Written request:
Pull out every line from the listing that has the word "Read".

Dataset extract:

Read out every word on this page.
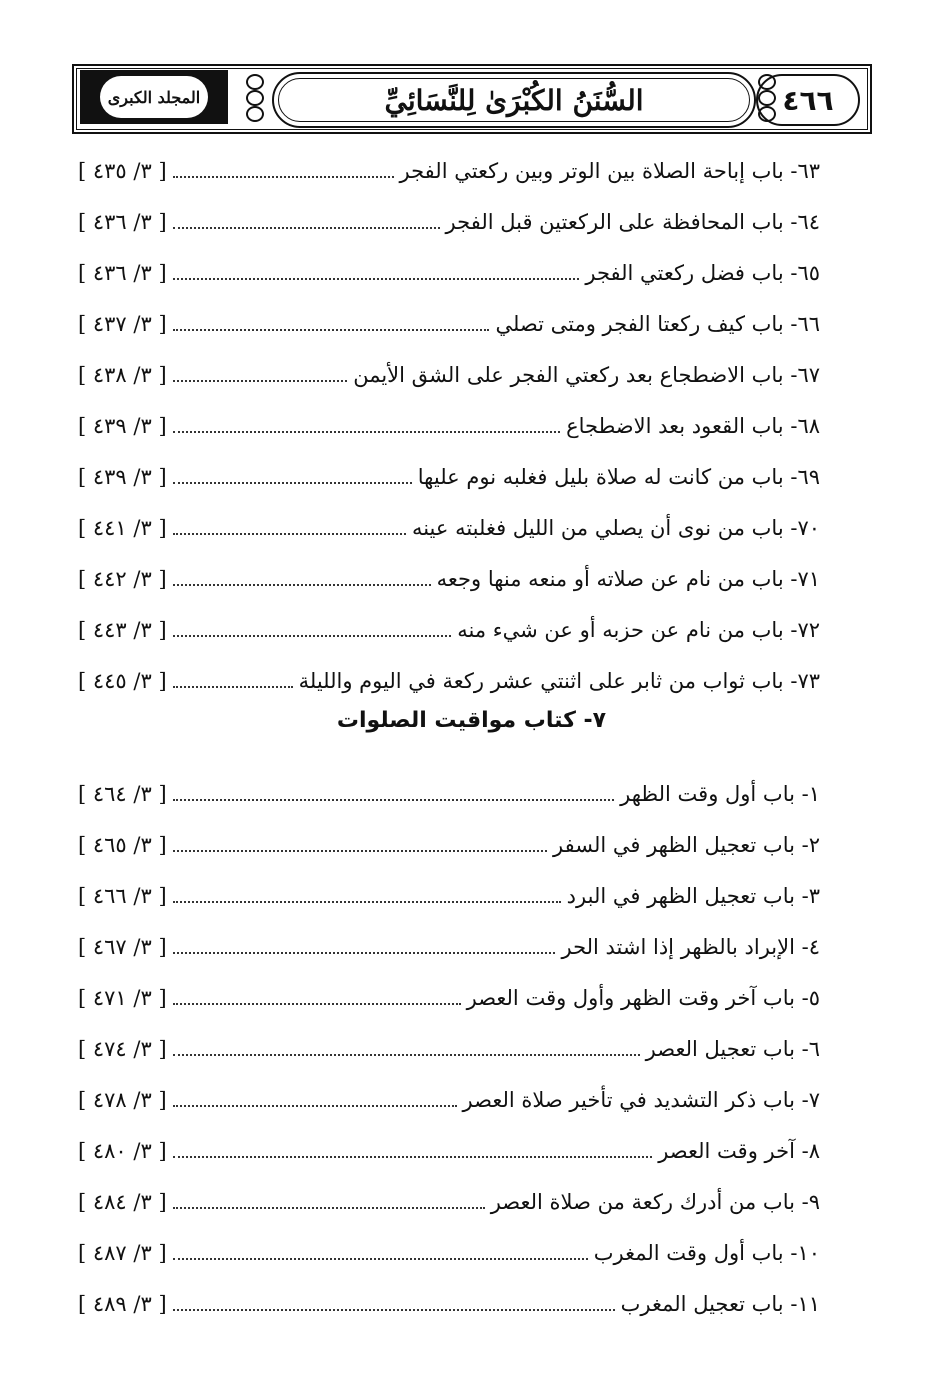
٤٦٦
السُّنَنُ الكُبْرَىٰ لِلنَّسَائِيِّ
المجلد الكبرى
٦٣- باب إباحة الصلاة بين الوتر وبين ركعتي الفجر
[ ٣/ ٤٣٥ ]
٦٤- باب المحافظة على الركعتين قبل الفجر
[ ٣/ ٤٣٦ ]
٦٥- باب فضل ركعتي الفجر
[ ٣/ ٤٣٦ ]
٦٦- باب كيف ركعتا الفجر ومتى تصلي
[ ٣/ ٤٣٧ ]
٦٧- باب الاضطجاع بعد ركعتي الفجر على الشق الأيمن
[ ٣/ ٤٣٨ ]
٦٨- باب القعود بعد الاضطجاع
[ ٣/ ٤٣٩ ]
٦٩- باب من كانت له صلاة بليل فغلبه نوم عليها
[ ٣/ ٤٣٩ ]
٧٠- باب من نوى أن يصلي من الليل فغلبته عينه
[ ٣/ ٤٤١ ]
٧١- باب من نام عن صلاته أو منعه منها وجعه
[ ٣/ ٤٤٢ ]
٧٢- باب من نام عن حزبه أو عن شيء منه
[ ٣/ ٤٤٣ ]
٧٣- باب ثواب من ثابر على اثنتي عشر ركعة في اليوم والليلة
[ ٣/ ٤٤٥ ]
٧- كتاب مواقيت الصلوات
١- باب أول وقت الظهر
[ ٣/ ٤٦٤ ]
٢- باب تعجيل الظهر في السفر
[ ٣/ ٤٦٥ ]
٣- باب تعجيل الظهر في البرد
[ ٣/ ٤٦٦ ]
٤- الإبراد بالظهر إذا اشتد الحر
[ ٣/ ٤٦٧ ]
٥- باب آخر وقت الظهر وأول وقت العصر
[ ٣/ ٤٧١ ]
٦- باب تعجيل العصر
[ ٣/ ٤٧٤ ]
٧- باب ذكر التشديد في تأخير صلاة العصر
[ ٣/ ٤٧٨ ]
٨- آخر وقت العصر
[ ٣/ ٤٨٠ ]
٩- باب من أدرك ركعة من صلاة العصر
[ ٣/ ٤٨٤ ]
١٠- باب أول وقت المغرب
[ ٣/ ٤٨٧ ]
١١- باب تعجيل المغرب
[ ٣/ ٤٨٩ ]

* * *

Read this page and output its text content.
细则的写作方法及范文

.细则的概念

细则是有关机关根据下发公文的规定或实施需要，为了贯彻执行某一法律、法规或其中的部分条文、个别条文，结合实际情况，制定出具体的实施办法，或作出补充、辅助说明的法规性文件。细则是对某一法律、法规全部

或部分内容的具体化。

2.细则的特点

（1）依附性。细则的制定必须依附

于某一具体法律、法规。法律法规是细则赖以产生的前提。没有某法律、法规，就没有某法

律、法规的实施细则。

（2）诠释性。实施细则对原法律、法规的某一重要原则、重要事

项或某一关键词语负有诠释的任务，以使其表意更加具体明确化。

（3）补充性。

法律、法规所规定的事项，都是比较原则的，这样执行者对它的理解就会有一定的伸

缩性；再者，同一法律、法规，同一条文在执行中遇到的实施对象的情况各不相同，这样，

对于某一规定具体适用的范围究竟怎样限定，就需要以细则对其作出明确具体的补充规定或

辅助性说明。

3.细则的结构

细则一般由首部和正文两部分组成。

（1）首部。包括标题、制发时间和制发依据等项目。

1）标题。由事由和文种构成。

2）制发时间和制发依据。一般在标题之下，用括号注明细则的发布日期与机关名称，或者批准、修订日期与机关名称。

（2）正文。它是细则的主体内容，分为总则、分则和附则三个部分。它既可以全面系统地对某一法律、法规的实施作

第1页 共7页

---

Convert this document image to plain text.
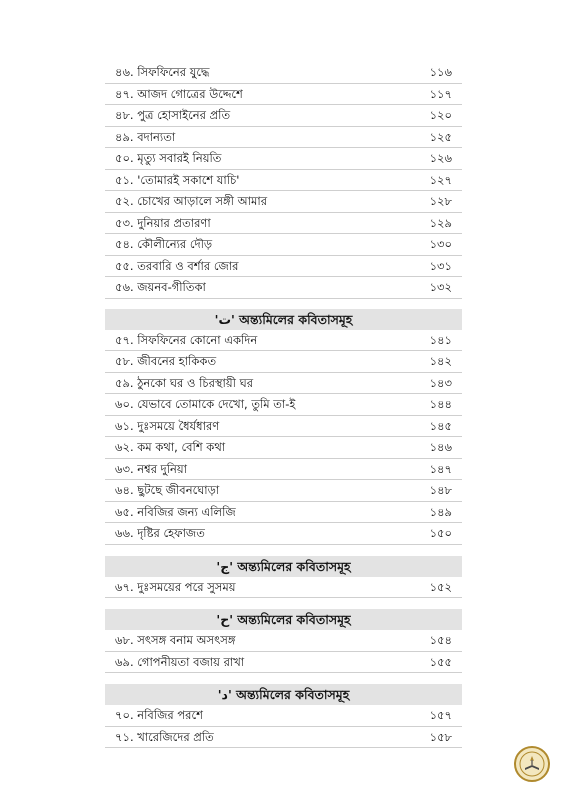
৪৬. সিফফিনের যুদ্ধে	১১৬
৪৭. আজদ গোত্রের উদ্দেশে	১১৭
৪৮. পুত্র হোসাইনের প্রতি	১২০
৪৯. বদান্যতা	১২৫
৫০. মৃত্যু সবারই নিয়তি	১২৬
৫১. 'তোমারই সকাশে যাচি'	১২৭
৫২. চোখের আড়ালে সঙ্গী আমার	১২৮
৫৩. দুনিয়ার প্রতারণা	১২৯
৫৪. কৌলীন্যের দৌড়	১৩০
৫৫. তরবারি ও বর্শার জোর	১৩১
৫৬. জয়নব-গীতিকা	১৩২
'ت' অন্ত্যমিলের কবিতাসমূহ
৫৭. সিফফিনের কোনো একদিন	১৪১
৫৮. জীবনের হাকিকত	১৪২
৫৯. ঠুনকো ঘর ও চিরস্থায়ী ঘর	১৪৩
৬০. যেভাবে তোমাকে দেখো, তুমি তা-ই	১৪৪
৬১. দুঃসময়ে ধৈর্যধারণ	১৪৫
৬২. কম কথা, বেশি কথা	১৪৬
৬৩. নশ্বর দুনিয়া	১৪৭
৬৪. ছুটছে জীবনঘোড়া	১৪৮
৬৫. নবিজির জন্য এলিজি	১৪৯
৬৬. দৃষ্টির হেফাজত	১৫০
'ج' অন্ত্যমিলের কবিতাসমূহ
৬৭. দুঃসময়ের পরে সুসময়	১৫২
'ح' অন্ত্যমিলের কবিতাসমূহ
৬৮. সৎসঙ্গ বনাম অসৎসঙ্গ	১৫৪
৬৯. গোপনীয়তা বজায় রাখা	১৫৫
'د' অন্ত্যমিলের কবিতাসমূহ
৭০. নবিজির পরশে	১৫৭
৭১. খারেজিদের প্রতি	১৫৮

Solution:
Read out every word on this page.
Read this page and output its text content.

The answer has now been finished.